What you have to do:
Find each line with "dashboard" and copy it.

(Dataset items)
** START **
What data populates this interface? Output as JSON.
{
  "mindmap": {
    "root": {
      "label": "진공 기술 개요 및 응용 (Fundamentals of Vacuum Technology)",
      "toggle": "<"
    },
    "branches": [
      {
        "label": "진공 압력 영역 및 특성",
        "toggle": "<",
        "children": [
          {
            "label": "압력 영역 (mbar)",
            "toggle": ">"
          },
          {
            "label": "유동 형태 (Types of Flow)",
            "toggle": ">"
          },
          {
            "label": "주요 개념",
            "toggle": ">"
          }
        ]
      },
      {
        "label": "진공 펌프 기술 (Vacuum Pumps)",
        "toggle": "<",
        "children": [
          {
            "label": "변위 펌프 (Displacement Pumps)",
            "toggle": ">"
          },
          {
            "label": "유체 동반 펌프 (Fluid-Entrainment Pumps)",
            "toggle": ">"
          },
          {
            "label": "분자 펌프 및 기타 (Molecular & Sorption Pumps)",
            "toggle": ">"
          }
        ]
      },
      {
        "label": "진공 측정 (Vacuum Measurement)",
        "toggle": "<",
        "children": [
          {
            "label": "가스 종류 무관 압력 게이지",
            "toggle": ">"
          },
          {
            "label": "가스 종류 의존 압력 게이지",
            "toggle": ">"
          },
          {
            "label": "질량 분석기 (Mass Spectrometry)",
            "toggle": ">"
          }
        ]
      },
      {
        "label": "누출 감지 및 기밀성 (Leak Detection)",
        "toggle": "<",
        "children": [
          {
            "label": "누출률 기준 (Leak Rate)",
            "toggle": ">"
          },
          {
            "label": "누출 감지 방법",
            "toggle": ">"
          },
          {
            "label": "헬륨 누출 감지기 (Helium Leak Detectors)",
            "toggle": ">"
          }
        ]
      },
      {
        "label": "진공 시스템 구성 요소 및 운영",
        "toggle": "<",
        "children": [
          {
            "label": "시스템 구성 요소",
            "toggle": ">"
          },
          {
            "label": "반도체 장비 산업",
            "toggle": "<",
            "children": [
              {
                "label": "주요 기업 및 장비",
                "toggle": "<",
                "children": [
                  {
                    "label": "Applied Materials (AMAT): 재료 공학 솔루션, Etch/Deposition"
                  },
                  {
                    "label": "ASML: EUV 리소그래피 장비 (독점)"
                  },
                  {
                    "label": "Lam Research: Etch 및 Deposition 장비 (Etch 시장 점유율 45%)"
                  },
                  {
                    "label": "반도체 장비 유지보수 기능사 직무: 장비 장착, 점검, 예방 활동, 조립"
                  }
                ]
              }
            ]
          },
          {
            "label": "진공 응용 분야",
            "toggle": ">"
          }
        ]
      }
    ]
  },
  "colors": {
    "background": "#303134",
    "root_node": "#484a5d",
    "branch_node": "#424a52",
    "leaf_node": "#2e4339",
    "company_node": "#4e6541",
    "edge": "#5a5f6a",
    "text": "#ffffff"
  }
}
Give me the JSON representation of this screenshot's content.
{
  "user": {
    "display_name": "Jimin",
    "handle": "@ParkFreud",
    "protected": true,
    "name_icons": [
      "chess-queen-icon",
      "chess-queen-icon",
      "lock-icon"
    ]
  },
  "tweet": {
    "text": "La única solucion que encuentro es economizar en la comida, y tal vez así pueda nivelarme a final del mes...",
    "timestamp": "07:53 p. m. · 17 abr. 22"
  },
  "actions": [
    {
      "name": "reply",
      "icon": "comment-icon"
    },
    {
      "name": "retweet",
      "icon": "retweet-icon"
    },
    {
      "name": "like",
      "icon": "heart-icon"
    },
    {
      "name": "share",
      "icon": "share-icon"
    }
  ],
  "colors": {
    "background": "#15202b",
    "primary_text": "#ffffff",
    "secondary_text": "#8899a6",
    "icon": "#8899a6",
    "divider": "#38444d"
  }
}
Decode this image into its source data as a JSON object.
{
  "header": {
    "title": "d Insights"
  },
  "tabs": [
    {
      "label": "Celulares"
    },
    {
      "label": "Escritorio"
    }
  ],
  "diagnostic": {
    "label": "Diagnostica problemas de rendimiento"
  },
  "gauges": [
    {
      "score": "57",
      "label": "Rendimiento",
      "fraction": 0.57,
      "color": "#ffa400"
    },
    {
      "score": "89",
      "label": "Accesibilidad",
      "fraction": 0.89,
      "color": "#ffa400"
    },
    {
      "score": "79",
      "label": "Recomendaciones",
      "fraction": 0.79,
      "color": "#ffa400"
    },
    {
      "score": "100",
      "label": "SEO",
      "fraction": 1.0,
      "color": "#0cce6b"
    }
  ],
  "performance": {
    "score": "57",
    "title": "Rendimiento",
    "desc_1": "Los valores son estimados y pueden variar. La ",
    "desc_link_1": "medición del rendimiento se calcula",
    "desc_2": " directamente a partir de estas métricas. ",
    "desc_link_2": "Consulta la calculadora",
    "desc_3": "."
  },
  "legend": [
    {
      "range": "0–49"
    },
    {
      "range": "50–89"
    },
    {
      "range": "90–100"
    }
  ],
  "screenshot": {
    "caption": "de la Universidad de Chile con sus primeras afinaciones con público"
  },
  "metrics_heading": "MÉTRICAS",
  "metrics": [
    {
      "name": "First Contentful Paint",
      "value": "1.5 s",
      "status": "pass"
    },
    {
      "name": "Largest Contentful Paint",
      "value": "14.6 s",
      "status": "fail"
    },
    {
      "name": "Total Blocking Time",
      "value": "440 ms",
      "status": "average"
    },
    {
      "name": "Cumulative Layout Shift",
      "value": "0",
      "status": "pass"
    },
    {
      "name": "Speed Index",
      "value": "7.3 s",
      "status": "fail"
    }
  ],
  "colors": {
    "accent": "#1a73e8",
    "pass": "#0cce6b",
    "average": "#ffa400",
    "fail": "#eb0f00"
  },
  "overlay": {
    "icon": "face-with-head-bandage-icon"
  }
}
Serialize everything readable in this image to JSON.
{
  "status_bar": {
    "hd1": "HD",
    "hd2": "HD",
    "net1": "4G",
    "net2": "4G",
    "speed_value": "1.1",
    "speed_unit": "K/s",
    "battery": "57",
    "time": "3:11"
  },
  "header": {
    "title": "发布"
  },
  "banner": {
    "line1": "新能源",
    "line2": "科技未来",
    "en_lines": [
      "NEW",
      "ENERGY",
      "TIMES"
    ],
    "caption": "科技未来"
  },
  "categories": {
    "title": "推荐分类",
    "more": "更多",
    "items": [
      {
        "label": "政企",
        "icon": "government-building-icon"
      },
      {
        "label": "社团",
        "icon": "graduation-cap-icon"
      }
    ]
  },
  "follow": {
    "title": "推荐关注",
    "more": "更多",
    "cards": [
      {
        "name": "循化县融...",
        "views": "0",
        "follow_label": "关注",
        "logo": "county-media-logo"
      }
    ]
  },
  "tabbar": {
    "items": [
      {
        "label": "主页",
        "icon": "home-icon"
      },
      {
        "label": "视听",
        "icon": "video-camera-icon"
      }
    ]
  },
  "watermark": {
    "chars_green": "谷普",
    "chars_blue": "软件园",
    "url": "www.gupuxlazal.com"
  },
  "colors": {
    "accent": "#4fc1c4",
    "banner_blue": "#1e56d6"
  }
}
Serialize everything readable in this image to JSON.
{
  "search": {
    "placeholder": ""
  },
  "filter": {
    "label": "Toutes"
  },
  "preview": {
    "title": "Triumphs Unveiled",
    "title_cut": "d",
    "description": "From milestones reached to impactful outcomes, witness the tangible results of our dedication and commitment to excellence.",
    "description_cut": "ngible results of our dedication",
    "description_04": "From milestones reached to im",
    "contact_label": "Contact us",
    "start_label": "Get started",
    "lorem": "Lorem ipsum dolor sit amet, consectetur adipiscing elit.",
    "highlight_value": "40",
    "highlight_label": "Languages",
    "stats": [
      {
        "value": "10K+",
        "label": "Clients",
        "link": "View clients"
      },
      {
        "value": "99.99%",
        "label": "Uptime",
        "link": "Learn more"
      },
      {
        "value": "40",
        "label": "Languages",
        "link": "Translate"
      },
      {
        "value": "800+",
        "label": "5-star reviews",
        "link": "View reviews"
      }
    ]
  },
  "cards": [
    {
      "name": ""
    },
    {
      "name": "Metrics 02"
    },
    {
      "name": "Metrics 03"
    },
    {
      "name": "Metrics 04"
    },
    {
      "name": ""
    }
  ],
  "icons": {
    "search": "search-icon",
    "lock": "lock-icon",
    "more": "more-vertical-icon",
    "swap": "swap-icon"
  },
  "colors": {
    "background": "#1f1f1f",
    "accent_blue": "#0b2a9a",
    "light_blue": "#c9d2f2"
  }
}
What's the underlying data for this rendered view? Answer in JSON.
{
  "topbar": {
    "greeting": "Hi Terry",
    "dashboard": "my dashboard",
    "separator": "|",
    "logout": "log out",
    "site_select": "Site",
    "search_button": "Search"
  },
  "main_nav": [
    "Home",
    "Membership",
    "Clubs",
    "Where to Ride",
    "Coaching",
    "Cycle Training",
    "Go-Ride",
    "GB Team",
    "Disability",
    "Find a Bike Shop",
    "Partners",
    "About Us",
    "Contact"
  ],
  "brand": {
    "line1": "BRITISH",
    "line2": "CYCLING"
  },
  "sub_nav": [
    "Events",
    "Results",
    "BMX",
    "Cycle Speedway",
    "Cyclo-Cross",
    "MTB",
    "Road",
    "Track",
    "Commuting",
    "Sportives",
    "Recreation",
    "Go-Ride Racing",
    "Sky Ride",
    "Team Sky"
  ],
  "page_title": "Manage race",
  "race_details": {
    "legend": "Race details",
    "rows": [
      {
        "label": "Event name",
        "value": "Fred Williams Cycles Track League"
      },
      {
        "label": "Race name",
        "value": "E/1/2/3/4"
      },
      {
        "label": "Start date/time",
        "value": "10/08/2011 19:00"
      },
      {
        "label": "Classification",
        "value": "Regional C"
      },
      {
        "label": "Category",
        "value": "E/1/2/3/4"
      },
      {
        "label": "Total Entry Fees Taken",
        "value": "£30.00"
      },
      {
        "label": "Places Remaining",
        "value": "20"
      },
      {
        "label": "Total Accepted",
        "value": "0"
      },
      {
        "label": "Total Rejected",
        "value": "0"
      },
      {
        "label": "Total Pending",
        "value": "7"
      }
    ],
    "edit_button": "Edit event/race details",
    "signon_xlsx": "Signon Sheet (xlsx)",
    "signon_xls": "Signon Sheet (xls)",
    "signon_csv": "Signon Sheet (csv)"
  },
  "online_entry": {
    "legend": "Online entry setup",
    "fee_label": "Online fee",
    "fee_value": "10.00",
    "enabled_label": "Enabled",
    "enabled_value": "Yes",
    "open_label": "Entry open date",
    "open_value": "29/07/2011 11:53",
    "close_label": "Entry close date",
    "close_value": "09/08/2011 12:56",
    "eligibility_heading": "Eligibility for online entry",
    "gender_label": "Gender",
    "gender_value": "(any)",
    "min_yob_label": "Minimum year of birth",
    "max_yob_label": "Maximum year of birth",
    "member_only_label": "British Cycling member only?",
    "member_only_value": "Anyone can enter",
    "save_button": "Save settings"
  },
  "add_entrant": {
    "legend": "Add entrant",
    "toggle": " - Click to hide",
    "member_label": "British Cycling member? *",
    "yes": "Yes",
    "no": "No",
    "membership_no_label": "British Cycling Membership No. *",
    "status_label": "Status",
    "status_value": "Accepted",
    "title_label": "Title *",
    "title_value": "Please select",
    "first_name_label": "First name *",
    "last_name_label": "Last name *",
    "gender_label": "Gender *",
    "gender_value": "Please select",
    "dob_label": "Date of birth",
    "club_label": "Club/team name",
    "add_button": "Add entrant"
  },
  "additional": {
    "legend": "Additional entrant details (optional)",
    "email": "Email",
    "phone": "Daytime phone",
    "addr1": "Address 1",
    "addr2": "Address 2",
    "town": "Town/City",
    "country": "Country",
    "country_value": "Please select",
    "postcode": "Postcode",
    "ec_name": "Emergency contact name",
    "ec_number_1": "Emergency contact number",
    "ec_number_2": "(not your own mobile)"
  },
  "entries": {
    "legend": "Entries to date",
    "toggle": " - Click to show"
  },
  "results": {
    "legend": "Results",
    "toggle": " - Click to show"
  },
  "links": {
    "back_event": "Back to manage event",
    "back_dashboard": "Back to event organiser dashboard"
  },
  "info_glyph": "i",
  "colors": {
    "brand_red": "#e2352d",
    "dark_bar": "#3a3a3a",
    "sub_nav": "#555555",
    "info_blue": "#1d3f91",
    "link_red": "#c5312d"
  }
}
** END **
Reply:
    "dashboard": "my dashboard",
    "back_dashboard": "Back to event organiser dashboard"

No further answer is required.